[DIRECTIONS FOR THIS TASK]
Scan the listing below and copy every line holding "NVIDIA".

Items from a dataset
##############################

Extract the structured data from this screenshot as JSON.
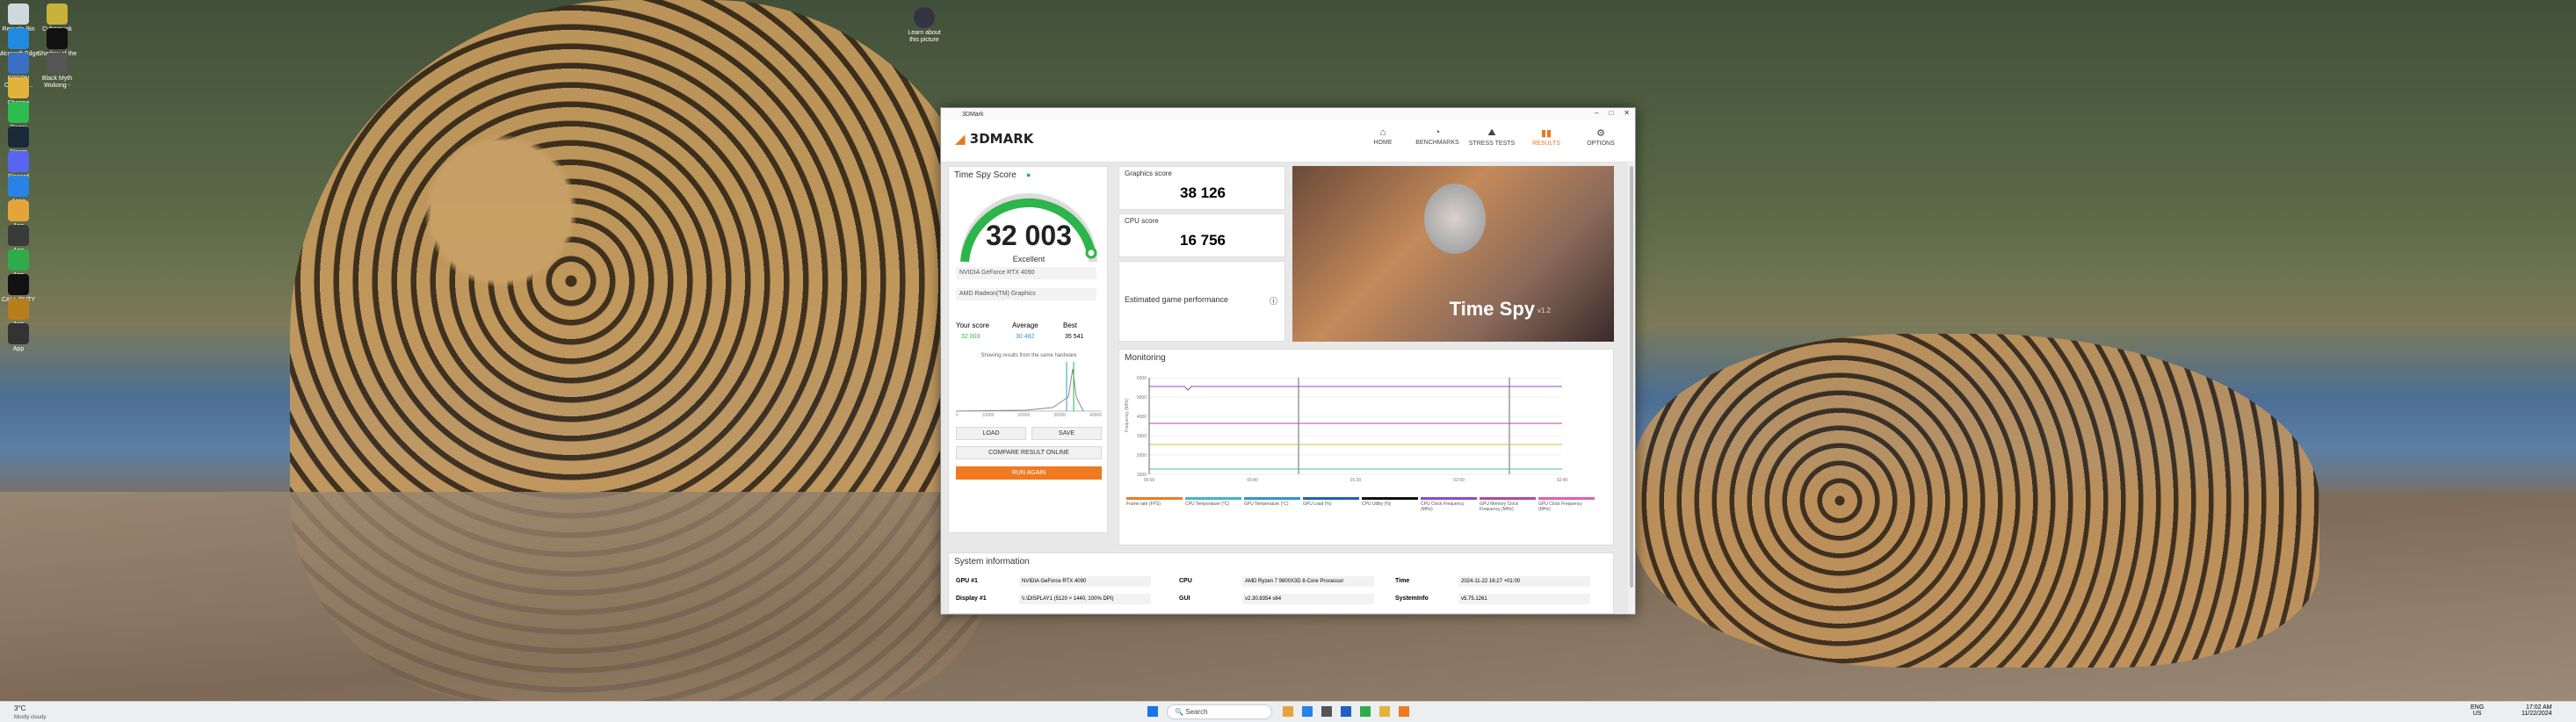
{
  "desktop": {
    "icons": [
      {
        "label": "Recycle Bin",
        "color": "#cfd8dc"
      },
      {
        "label": "Cyberpunk 2077",
        "color": "#c9b13a"
      },
      {
        "label": "Microsoft Edge",
        "color": "#1f8adf"
      },
      {
        "label": "Shadow of the Tomb...",
        "color": "#111"
      },
      {
        "label": "EPSON Orchestr...",
        "color": "#3a6fc4"
      },
      {
        "label": "Black Myth Wukong -",
        "color": "#555"
      },
      {
        "label": "Chrome",
        "color": "#e2b33b"
      },
      {
        "label": "Razer",
        "color": "#2ebc4f"
      },
      {
        "label": "Steam",
        "color": "#1b2838"
      },
      {
        "label": "Discord",
        "color": "#5865f2"
      },
      {
        "label": "Apps",
        "color": "#2a82e4"
      },
      {
        "label": "App",
        "color": "#e3a53a"
      },
      {
        "label": "App",
        "color": "#3a3a3a"
      },
      {
        "label": "App",
        "color": "#2eac4b"
      },
      {
        "label": "CALL DUTY",
        "color": "#111"
      },
      {
        "label": "App",
        "color": "#b87e1b"
      },
      {
        "label": "App",
        "color": "#333"
      }
    ],
    "center_icon": {
      "label": "Learn about this picture"
    }
  },
  "window": {
    "title": "3DMark",
    "logo": "3DMARK",
    "nav": [
      {
        "label": "HOME",
        "glyph": "⌂"
      },
      {
        "label": "BENCHMARKS",
        "glyph": "◔"
      },
      {
        "label": "STRESS TESTS",
        "glyph": "⛰"
      },
      {
        "label": "RESULTS",
        "glyph": "▮▮"
      },
      {
        "label": "OPTIONS",
        "glyph": "⚙"
      }
    ],
    "score": {
      "title": "Time Spy Score",
      "value": "32 003",
      "rating": "Excellent",
      "gpu": "NVIDIA GeForce RTX 4090",
      "igpu": "AMD Radeon(TM) Graphics",
      "your_label": "Your score",
      "your_value": "32 003",
      "avg_label": "Average",
      "avg_value": "30 482",
      "best_label": "Best",
      "best_value": "35 541",
      "note": "Showing results from the same hardware",
      "load": "LOAD",
      "save": "SAVE",
      "compare": "COMPARE RESULT ONLINE",
      "run": "RUN AGAIN",
      "dist_ticks": [
        "0",
        "10000",
        "20000",
        "30000",
        "40000"
      ]
    },
    "graphics": {
      "label": "Graphics score",
      "value": "38 126"
    },
    "cpu": {
      "label": "CPU score",
      "value": "16 756"
    },
    "estimated": {
      "label": "Estimated game performance"
    },
    "banner": {
      "title": "Time Spy",
      "version": "v1.2"
    },
    "monitoring": {
      "title": "Monitoring",
      "ylabel": "Frequency (MHz)",
      "yticks": [
        "6000",
        "5000",
        "4000",
        "3000",
        "2000",
        "1000"
      ],
      "xticks": [
        "00:00",
        "00:40",
        "01:20",
        "02:00",
        "02:40"
      ],
      "legend": [
        {
          "label": "Frame rate (FPS)",
          "color": "#ef7a22"
        },
        {
          "label": "CPU Temperature (°C)",
          "color": "#3fb8c7"
        },
        {
          "label": "GPU Temperature (°C)",
          "color": "#2a98d4"
        },
        {
          "label": "GPU Load (%)",
          "color": "#1f5fbf"
        },
        {
          "label": "CPU Utility (%)",
          "color": "#111"
        },
        {
          "label": "CPU Clock Frequency (MHz)",
          "color": "#8a4ad0"
        },
        {
          "label": "GPU Memory Clock Frequency (MHz)",
          "color": "#b04a9e"
        },
        {
          "label": "GPU Clock Frequency (MHz)",
          "color": "#e05fb5"
        }
      ]
    },
    "sysinfo": {
      "title": "System information",
      "gpu_label": "GPU #1",
      "gpu_value": "NVIDIA GeForce RTX 4090",
      "display_label": "Display #1",
      "display_value": "\\\\.\\DISPLAY1 (5120 × 1440, 100% DPI)",
      "cpu_label": "CPU",
      "cpu_value": "AMD Ryzen 7 9800X3D 8-Core Processor",
      "gui_label": "GUI",
      "gui_value": "v2.30.8354 s64",
      "time_label": "Time",
      "time_value": "2024-11-22 16:27 +01:00",
      "si_label": "SystemInfo",
      "si_value": "v5.75.1261"
    }
  },
  "taskbar": {
    "search": "Search",
    "weather": "3°C",
    "weather_sub": "Mostly cloudy",
    "lang": "ENG",
    "lang_sub": "US",
    "time": "17:02 AM",
    "date": "11/22/2024"
  }
}
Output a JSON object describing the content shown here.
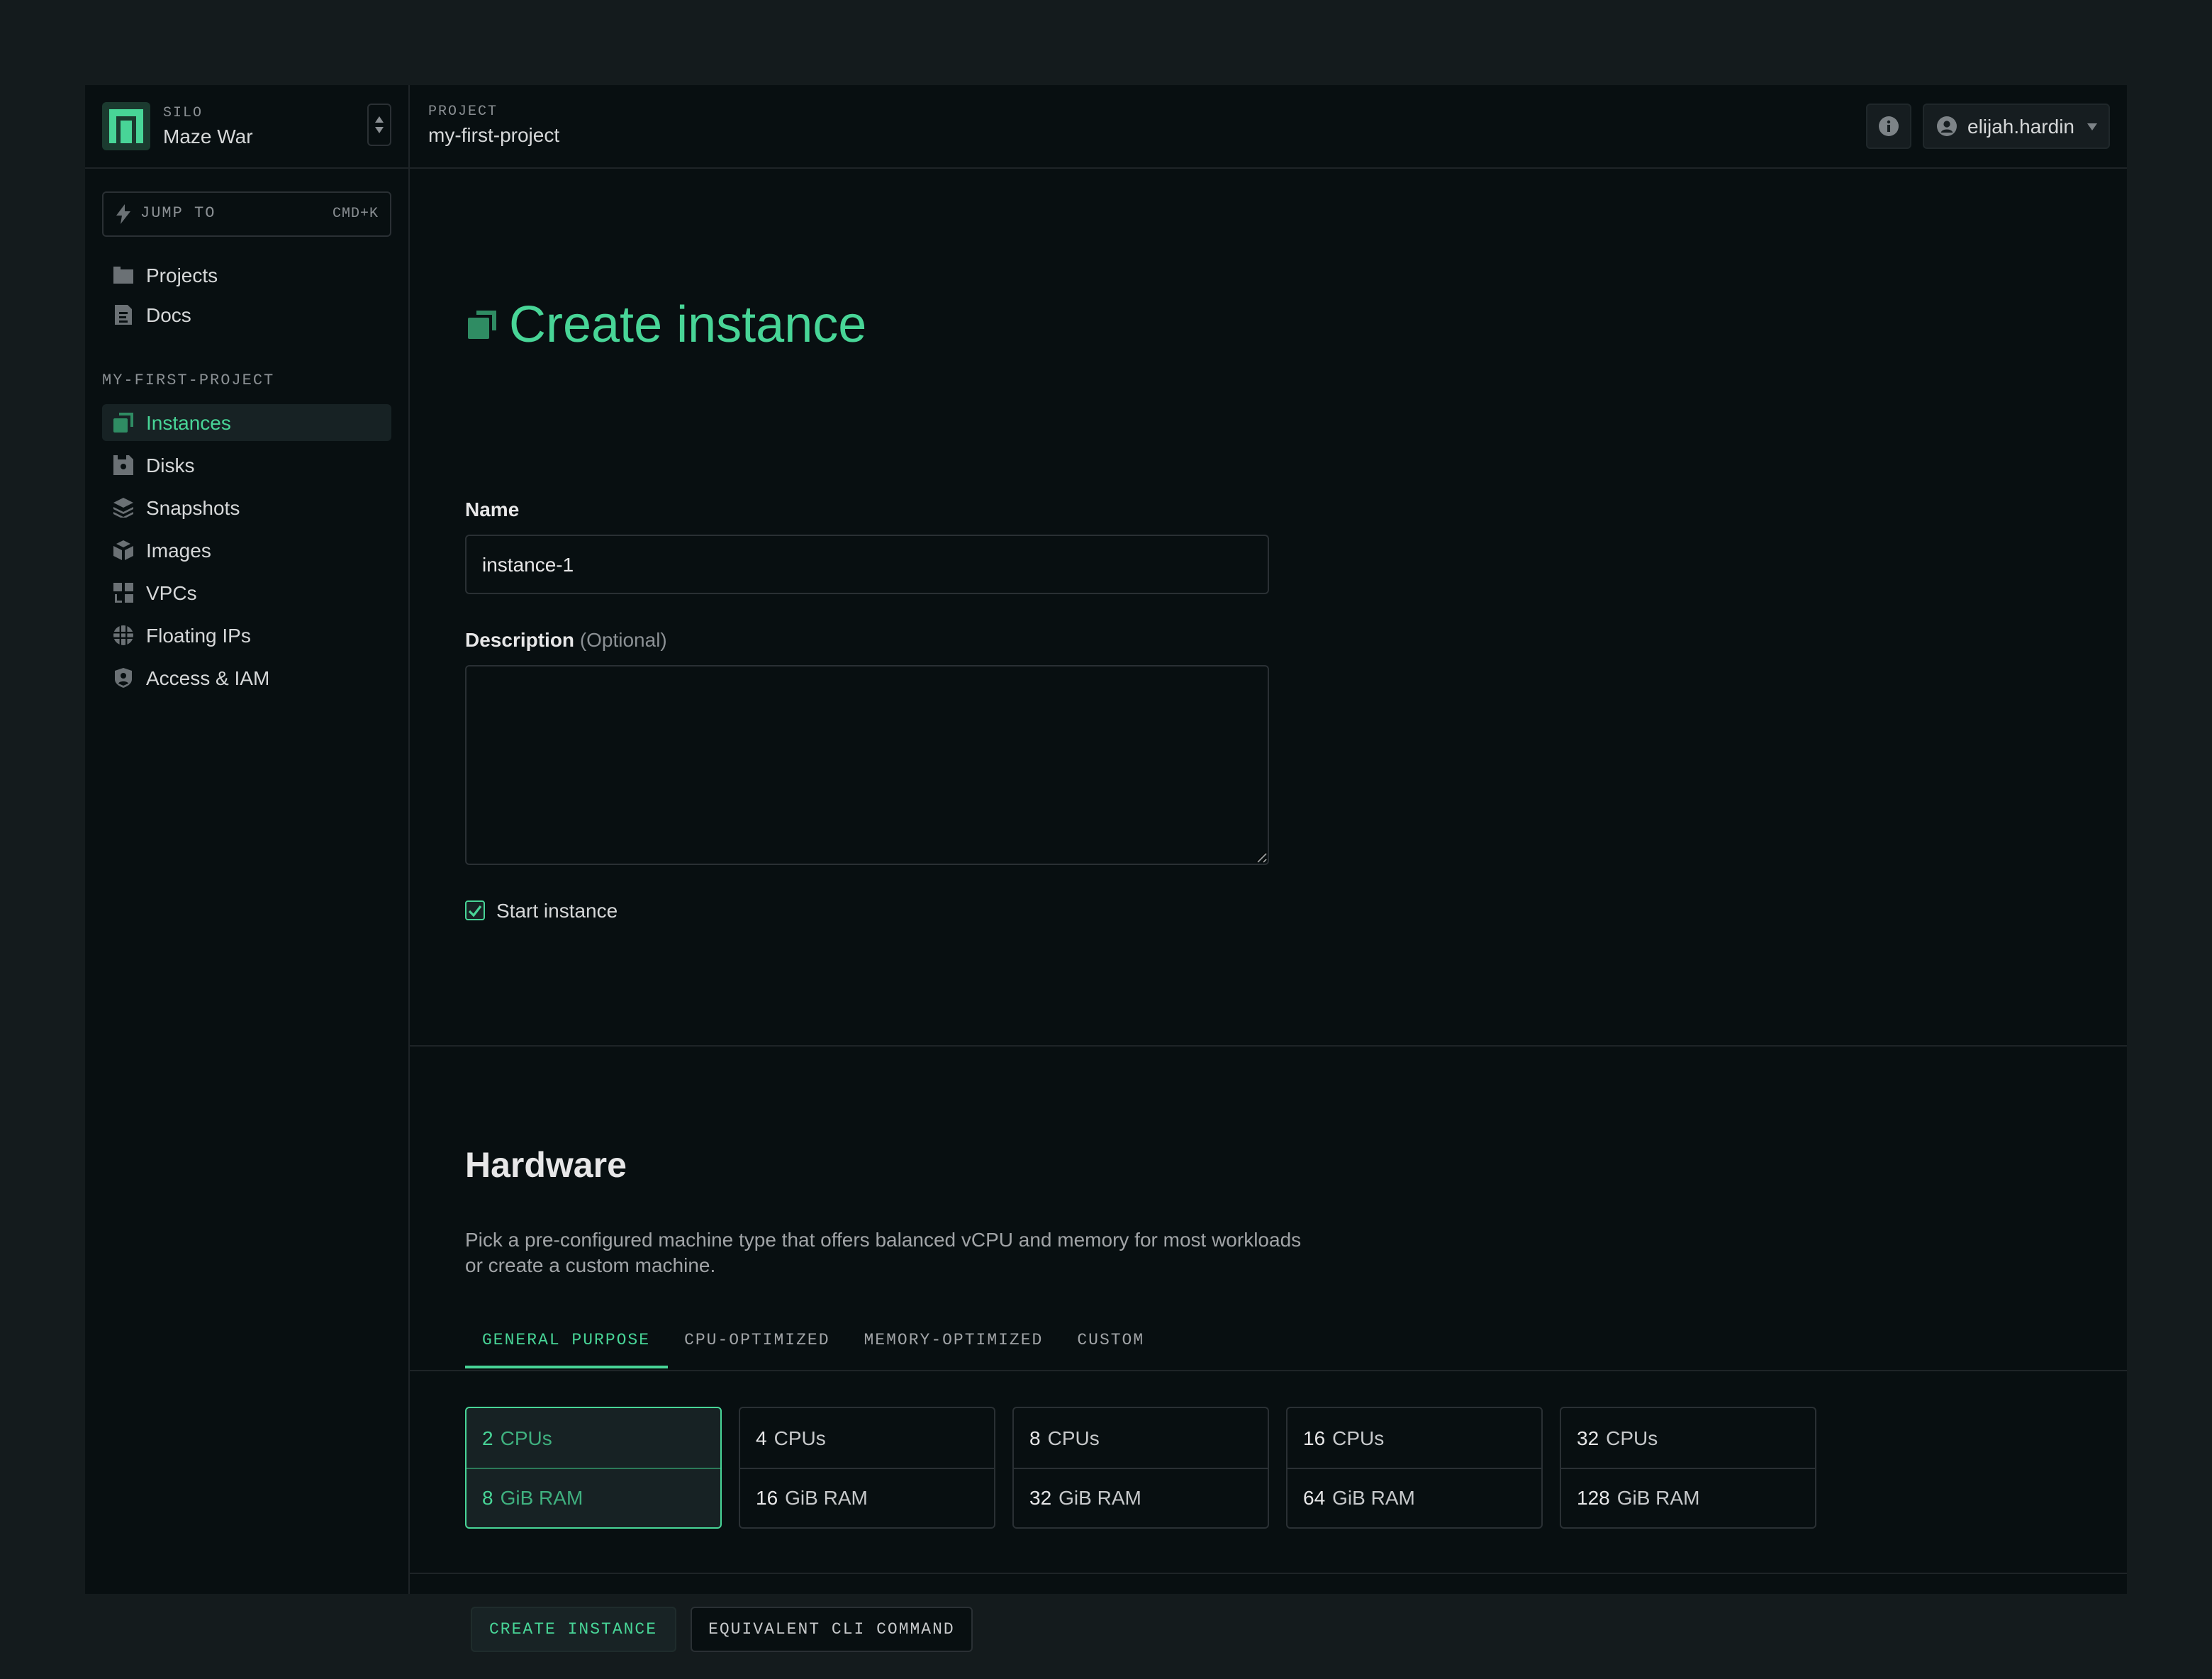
{
  "silo": {
    "label": "SILO",
    "name": "Maze War"
  },
  "jump_to": {
    "label": "JUMP TO",
    "shortcut": "CMD+K"
  },
  "sidebar": {
    "global_items": [
      {
        "label": "Projects",
        "icon": "folder-icon"
      },
      {
        "label": "Docs",
        "icon": "document-icon"
      }
    ],
    "project_section_label": "MY-FIRST-PROJECT",
    "project_items": [
      {
        "label": "Instances",
        "icon": "instances-icon",
        "active": true
      },
      {
        "label": "Disks",
        "icon": "disk-icon"
      },
      {
        "label": "Snapshots",
        "icon": "layers-icon"
      },
      {
        "label": "Images",
        "icon": "cube-icon"
      },
      {
        "label": "VPCs",
        "icon": "grid-icon"
      },
      {
        "label": "Floating IPs",
        "icon": "globe-icon"
      },
      {
        "label": "Access & IAM",
        "icon": "shield-user-icon"
      }
    ]
  },
  "topbar": {
    "breadcrumb_label": "PROJECT",
    "breadcrumb_value": "my-first-project",
    "user_name": "elijah.hardin"
  },
  "page": {
    "title": "Create instance",
    "name_label": "Name",
    "name_value": "instance-1",
    "description_label": "Description",
    "description_optional": "(Optional)",
    "description_value": "",
    "start_instance_label": "Start instance",
    "start_instance_checked": true
  },
  "hardware": {
    "title": "Hardware",
    "description": "Pick a pre-configured machine type that offers balanced vCPU and memory for most workloads or create a custom machine.",
    "tabs": [
      {
        "label": "GENERAL PURPOSE",
        "active": true
      },
      {
        "label": "CPU-OPTIMIZED"
      },
      {
        "label": "MEMORY-OPTIMIZED"
      },
      {
        "label": "CUSTOM"
      }
    ],
    "presets": [
      {
        "cpus": "2",
        "cpu_unit": "CPUs",
        "ram": "8",
        "ram_unit": "GiB RAM",
        "selected": true
      },
      {
        "cpus": "4",
        "cpu_unit": "CPUs",
        "ram": "16",
        "ram_unit": "GiB RAM"
      },
      {
        "cpus": "8",
        "cpu_unit": "CPUs",
        "ram": "32",
        "ram_unit": "GiB RAM"
      },
      {
        "cpus": "16",
        "cpu_unit": "CPUs",
        "ram": "64",
        "ram_unit": "GiB RAM"
      },
      {
        "cpus": "32",
        "cpu_unit": "CPUs",
        "ram": "128",
        "ram_unit": "GiB RAM"
      }
    ]
  },
  "footer": {
    "create_label": "CREATE INSTANCE",
    "cli_label": "EQUIVALENT CLI COMMAND"
  },
  "colors": {
    "accent": "#48d597",
    "background": "#080f11",
    "page_background": "#141b1d"
  }
}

##############################

[SOLUTION FOR THIS TASK]
      "gpu": "NVIDIA GeForce RTX 4090",
      "gpu_value": "NVIDIA GeForce RTX 4090",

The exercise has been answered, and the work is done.